Data for the task -
· · · · ·
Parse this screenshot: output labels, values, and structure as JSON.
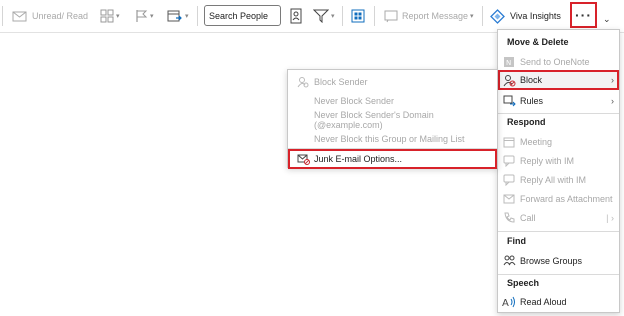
{
  "ribbon": {
    "unread_read": "Unread/ Read",
    "search_people": "Search People",
    "report_message": "Report Message",
    "viva_insights": "Viva Insights",
    "more_button": "···"
  },
  "main_menu": {
    "section_move_delete": "Move & Delete",
    "send_to_onenote": "Send to OneNote",
    "block": "Block",
    "rules": "Rules",
    "section_respond": "Respond",
    "meeting": "Meeting",
    "reply_with_im": "Reply with IM",
    "reply_all_with_im": "Reply All with IM",
    "forward_as_attachment": "Forward as Attachment",
    "call": "Call",
    "section_find": "Find",
    "browse_groups": "Browse Groups",
    "section_speech": "Speech",
    "read_aloud": "Read Aloud"
  },
  "block_submenu": {
    "block_sender": "Block Sender",
    "never_block_sender": "Never Block Sender",
    "never_block_domain": "Never Block Sender's Domain (@example.com)",
    "never_block_group": "Never Block this Group or Mailing List",
    "junk_options": "Junk E-mail Options..."
  },
  "colors": {
    "highlight": "#d8222a",
    "accent": "#0f6cbd",
    "disabled": "#a8a8a8"
  }
}
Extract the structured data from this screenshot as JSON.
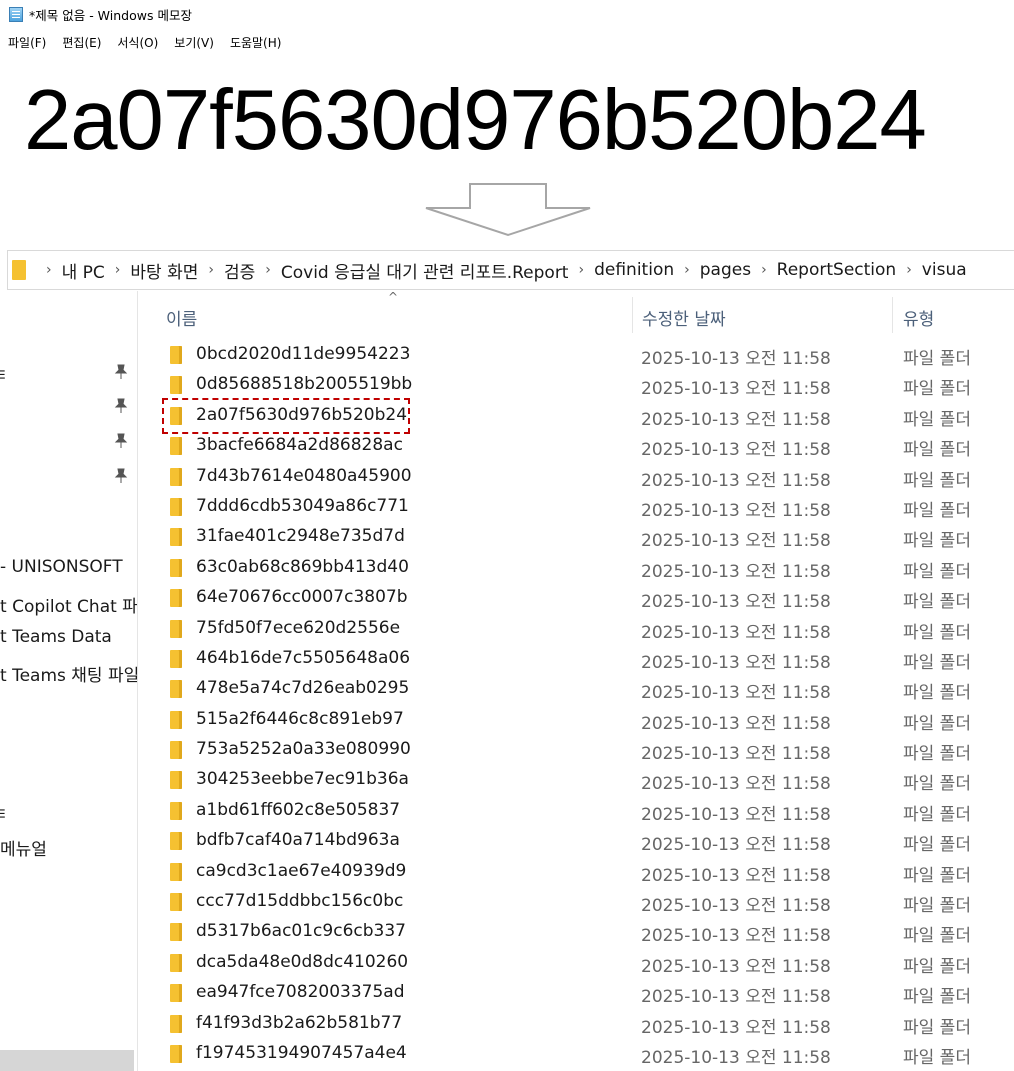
{
  "notepad": {
    "title": "*제목 없음 - Windows 메모장",
    "menu": [
      "파일(F)",
      "편집(E)",
      "서식(O)",
      "보기(V)",
      "도움말(H)"
    ],
    "content": "2a07f5630d976b520b24"
  },
  "explorer": {
    "breadcrumb": [
      "내 PC",
      "바탕 화면",
      "검증",
      "Covid 응급실 대기 관련 리포트.Report",
      "definition",
      "pages",
      "ReportSection",
      "visua"
    ],
    "nav": [
      {
        "label": "ㅌ"
      },
      {
        "label": "- UNISONSOFT"
      },
      {
        "label": "t Copilot Chat 파'"
      },
      {
        "label": "t Teams Data"
      },
      {
        "label": "t Teams 채팅 파일"
      },
      {
        "label": "ㅌ"
      },
      {
        "label": " 메뉴얼"
      }
    ],
    "columns": {
      "name": "이름",
      "date": "수정한 날짜",
      "type": "유형"
    },
    "rows": [
      {
        "name": "0bcd2020d11de9954223",
        "date": "2025-10-13 오전 11:58",
        "type": "파일 폴더"
      },
      {
        "name": "0d85688518b2005519bb",
        "date": "2025-10-13 오전 11:58",
        "type": "파일 폴더"
      },
      {
        "name": "2a07f5630d976b520b24",
        "date": "2025-10-13 오전 11:58",
        "type": "파일 폴더"
      },
      {
        "name": "3bacfe6684a2d86828ac",
        "date": "2025-10-13 오전 11:58",
        "type": "파일 폴더"
      },
      {
        "name": "7d43b7614e0480a45900",
        "date": "2025-10-13 오전 11:58",
        "type": "파일 폴더"
      },
      {
        "name": "7ddd6cdb53049a86c771",
        "date": "2025-10-13 오전 11:58",
        "type": "파일 폴더"
      },
      {
        "name": "31fae401c2948e735d7d",
        "date": "2025-10-13 오전 11:58",
        "type": "파일 폴더"
      },
      {
        "name": "63c0ab68c869bb413d40",
        "date": "2025-10-13 오전 11:58",
        "type": "파일 폴더"
      },
      {
        "name": "64e70676cc0007c3807b",
        "date": "2025-10-13 오전 11:58",
        "type": "파일 폴더"
      },
      {
        "name": "75fd50f7ece620d2556e",
        "date": "2025-10-13 오전 11:58",
        "type": "파일 폴더"
      },
      {
        "name": "464b16de7c5505648a06",
        "date": "2025-10-13 오전 11:58",
        "type": "파일 폴더"
      },
      {
        "name": "478e5a74c7d26eab0295",
        "date": "2025-10-13 오전 11:58",
        "type": "파일 폴더"
      },
      {
        "name": "515a2f6446c8c891eb97",
        "date": "2025-10-13 오전 11:58",
        "type": "파일 폴더"
      },
      {
        "name": "753a5252a0a33e080990",
        "date": "2025-10-13 오전 11:58",
        "type": "파일 폴더"
      },
      {
        "name": "304253eebbe7ec91b36a",
        "date": "2025-10-13 오전 11:58",
        "type": "파일 폴더"
      },
      {
        "name": "a1bd61ff602c8e505837",
        "date": "2025-10-13 오전 11:58",
        "type": "파일 폴더"
      },
      {
        "name": "bdfb7caf40a714bd963a",
        "date": "2025-10-13 오전 11:58",
        "type": "파일 폴더"
      },
      {
        "name": "ca9cd3c1ae67e40939d9",
        "date": "2025-10-13 오전 11:58",
        "type": "파일 폴더"
      },
      {
        "name": "ccc77d15ddbbc156c0bc",
        "date": "2025-10-13 오전 11:58",
        "type": "파일 폴더"
      },
      {
        "name": "d5317b6ac01c9c6cb337",
        "date": "2025-10-13 오전 11:58",
        "type": "파일 폴더"
      },
      {
        "name": "dca5da48e0d8dc410260",
        "date": "2025-10-13 오전 11:58",
        "type": "파일 폴더"
      },
      {
        "name": "ea947fce7082003375ad",
        "date": "2025-10-13 오전 11:58",
        "type": "파일 폴더"
      },
      {
        "name": "f41f93d3b2a62b581b77",
        "date": "2025-10-13 오전 11:58",
        "type": "파일 폴더"
      },
      {
        "name": "f197453194907457a4e4",
        "date": "2025-10-13 오전 11:58",
        "type": "파일 폴더"
      }
    ],
    "highlight_color": "#c00000"
  }
}
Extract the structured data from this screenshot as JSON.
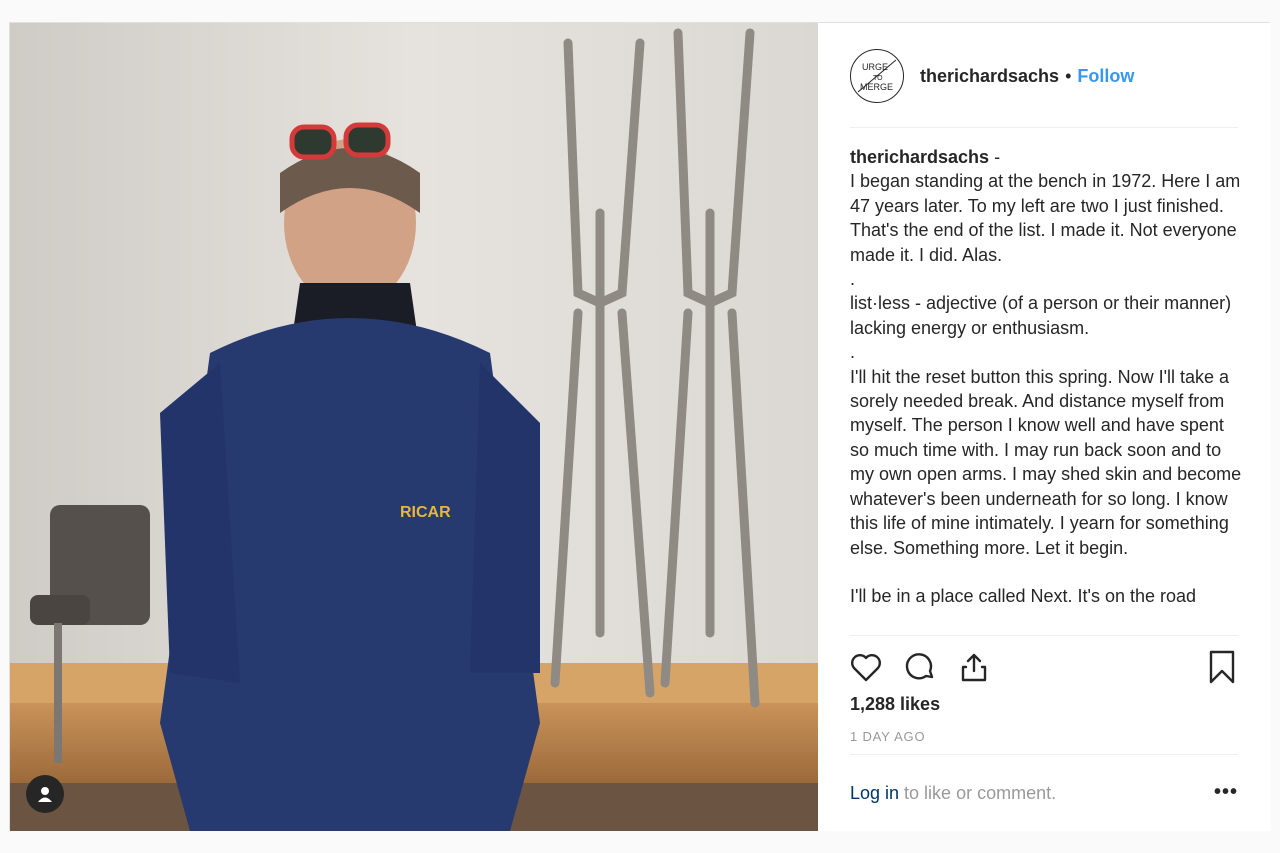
{
  "header": {
    "avatar_text_line1": "URGE",
    "avatar_text_line2": "TO",
    "avatar_text_line3": "MERGE",
    "username": "therichardsachs",
    "separator": "•",
    "follow_label": "Follow"
  },
  "caption": {
    "username": "therichardsachs",
    "dash": " -",
    "paragraphs": [
      "I began standing at the bench in 1972. Here I am 47 years later. To my left are two I just finished. That's the end of the list. I made it. Not everyone made it. I did. Alas.",
      ".",
      "list·less - adjective (of a person or their manner) lacking energy or enthusiasm.",
      ".",
      "I'll hit the reset button this spring. Now I'll take a sorely needed break. And distance myself from myself. The person I know well and have spent so much time with. I may run back soon and to my own open arms. I may shed skin and become whatever's been underneath for so long. I know this life of mine intimately. I yearn for something else. Something more. Let it begin.",
      "",
      "I'll be in a place called Next. It's on the road"
    ]
  },
  "photo": {
    "shirt_text": "RICAR"
  },
  "actions": {
    "like_icon": "heart-icon",
    "comment_icon": "comment-icon",
    "share_icon": "share-icon",
    "save_icon": "bookmark-icon"
  },
  "likes": "1,288 likes",
  "timestamp": "1 DAY AGO",
  "footer": {
    "login_link": "Log in",
    "login_rest": " to like or comment.",
    "more_label": "•••"
  },
  "colors": {
    "link_blue": "#3897f0",
    "text": "#262626",
    "muted": "#999999",
    "login_blue": "#003569"
  }
}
· · · · ·
Exercise details -
Without the pictures, extract every entry verbatim.

The completed task -
Parse this screenshot: output labels, values, and structure as JSON.
{
  "ribbon": {
    "unread_read": "Unread/ Read",
    "search_people": "Search People",
    "report_message": "Report Message",
    "viva_insights": "Viva Insights",
    "more_button": "···"
  },
  "main_menu": {
    "section_move_delete": "Move & Delete",
    "send_to_onenote": "Send to OneNote",
    "block": "Block",
    "rules": "Rules",
    "section_respond": "Respond",
    "meeting": "Meeting",
    "reply_with_im": "Reply with IM",
    "reply_all_with_im": "Reply All with IM",
    "forward_as_attachment": "Forward as Attachment",
    "call": "Call",
    "section_find": "Find",
    "browse_groups": "Browse Groups",
    "section_speech": "Speech",
    "read_aloud": "Read Aloud"
  },
  "block_submenu": {
    "block_sender": "Block Sender",
    "never_block_sender": "Never Block Sender",
    "never_block_domain": "Never Block Sender's Domain (@example.com)",
    "never_block_group": "Never Block this Group or Mailing List",
    "junk_options": "Junk E-mail Options..."
  },
  "colors": {
    "highlight": "#d8222a",
    "accent": "#0f6cbd",
    "disabled": "#a8a8a8"
  }
}
Extract the structured data from this screenshot as JSON.
{
  "notepad": {
    "title": "*제목 없음 - Windows 메모장",
    "menu": [
      "파일(F)",
      "편집(E)",
      "서식(O)",
      "보기(V)",
      "도움말(H)"
    ],
    "content": "2a07f5630d976b520b24"
  },
  "explorer": {
    "breadcrumb": [
      "내 PC",
      "바탕 화면",
      "검증",
      "Covid 응급실 대기 관련 리포트.Report",
      "definition",
      "pages",
      "ReportSection",
      "visua"
    ],
    "nav": [
      {
        "label": "ㅌ"
      },
      {
        "label": "- UNISONSOFT"
      },
      {
        "label": "t Copilot Chat 파'"
      },
      {
        "label": "t Teams Data"
      },
      {
        "label": "t Teams 채팅 파일"
      },
      {
        "label": "ㅌ"
      },
      {
        "label": " 메뉴얼"
      }
    ],
    "columns": {
      "name": "이름",
      "date": "수정한 날짜",
      "type": "유형"
    },
    "rows": [
      {
        "name": "0bcd2020d11de9954223",
        "date": "2025-10-13 오전 11:58",
        "type": "파일 폴더"
      },
      {
        "name": "0d85688518b2005519bb",
        "date": "2025-10-13 오전 11:58",
        "type": "파일 폴더"
      },
      {
        "name": "2a07f5630d976b520b24",
        "date": "2025-10-13 오전 11:58",
        "type": "파일 폴더"
      },
      {
        "name": "3bacfe6684a2d86828ac",
        "date": "2025-10-13 오전 11:58",
        "type": "파일 폴더"
      },
      {
        "name": "7d43b7614e0480a45900",
        "date": "2025-10-13 오전 11:58",
        "type": "파일 폴더"
      },
      {
        "name": "7ddd6cdb53049a86c771",
        "date": "2025-10-13 오전 11:58",
        "type": "파일 폴더"
      },
      {
        "name": "31fae401c2948e735d7d",
        "date": "2025-10-13 오전 11:58",
        "type": "파일 폴더"
      },
      {
        "name": "63c0ab68c869bb413d40",
        "date": "2025-10-13 오전 11:58",
        "type": "파일 폴더"
      },
      {
        "name": "64e70676cc0007c3807b",
        "date": "2025-10-13 오전 11:58",
        "type": "파일 폴더"
      },
      {
        "name": "75fd50f7ece620d2556e",
        "date": "2025-10-13 오전 11:58",
        "type": "파일 폴더"
      },
      {
        "name": "464b16de7c5505648a06",
        "date": "2025-10-13 오전 11:58",
        "type": "파일 폴더"
      },
      {
        "name": "478e5a74c7d26eab0295",
        "date": "2025-10-13 오전 11:58",
        "type": "파일 폴더"
      },
      {
        "name": "515a2f6446c8c891eb97",
        "date": "2025-10-13 오전 11:58",
        "type": "파일 폴더"
      },
      {
        "name": "753a5252a0a33e080990",
        "date": "2025-10-13 오전 11:58",
        "type": "파일 폴더"
      },
      {
        "name": "304253eebbe7ec91b36a",
        "date": "2025-10-13 오전 11:58",
        "type": "파일 폴더"
      },
      {
        "name": "a1bd61ff602c8e505837",
        "date": "2025-10-13 오전 11:58",
        "type": "파일 폴더"
      },
      {
        "name": "bdfb7caf40a714bd963a",
        "date": "2025-10-13 오전 11:58",
        "type": "파일 폴더"
      },
      {
        "name": "ca9cd3c1ae67e40939d9",
        "date": "2025-10-13 오전 11:58",
        "type": "파일 폴더"
      },
      {
        "name": "ccc77d15ddbbc156c0bc",
        "date": "2025-10-13 오전 11:58",
        "type": "파일 폴더"
      },
      {
        "name": "d5317b6ac01c9c6cb337",
        "date": "2025-10-13 오전 11:58",
        "type": "파일 폴더"
      },
      {
        "name": "dca5da48e0d8dc410260",
        "date": "2025-10-13 오전 11:58",
        "type": "파일 폴더"
      },
      {
        "name": "ea947fce7082003375ad",
        "date": "2025-10-13 오전 11:58",
        "type": "파일 폴더"
      },
      {
        "name": "f41f93d3b2a62b581b77",
        "date": "2025-10-13 오전 11:58",
        "type": "파일 폴더"
      },
      {
        "name": "f197453194907457a4e4",
        "date": "2025-10-13 오전 11:58",
        "type": "파일 폴더"
      }
    ],
    "highlight_color": "#c00000"
  }
}
Extract the structured data from this screenshot as JSON.
{
  "header": {
    "avatar_text_line1": "URGE",
    "avatar_text_line2": "TO",
    "avatar_text_line3": "MERGE",
    "username": "therichardsachs",
    "separator": "•",
    "follow_label": "Follow"
  },
  "caption": {
    "username": "therichardsachs",
    "dash": " -",
    "paragraphs": [
      "I began standing at the bench in 1972. Here I am 47 years later. To my left are two I just finished. That's the end of the list. I made it. Not everyone made it. I did. Alas.",
      ".",
      "list·less - adjective (of a person or their manner) lacking energy or enthusiasm.",
      ".",
      "I'll hit the reset button this spring. Now I'll take a sorely needed break. And distance myself from myself. The person I know well and have spent so much time with. I may run back soon and to my own open arms. I may shed skin and become whatever's been underneath for so long. I know this life of mine intimately. I yearn for something else. Something more. Let it begin.",
      "",
      "I'll be in a place called Next. It's on the road"
    ]
  },
  "photo": {
    "shirt_text": "RICAR"
  },
  "actions": {
    "like_icon": "heart-icon",
    "comment_icon": "comment-icon",
    "share_icon": "share-icon",
    "save_icon": "bookmark-icon"
  },
  "likes": "1,288 likes",
  "timestamp": "1 DAY AGO",
  "footer": {
    "login_link": "Log in",
    "login_rest": " to like or comment.",
    "more_label": "•••"
  },
  "colors": {
    "link_blue": "#3897f0",
    "text": "#262626",
    "muted": "#999999",
    "login_blue": "#003569"
  }
}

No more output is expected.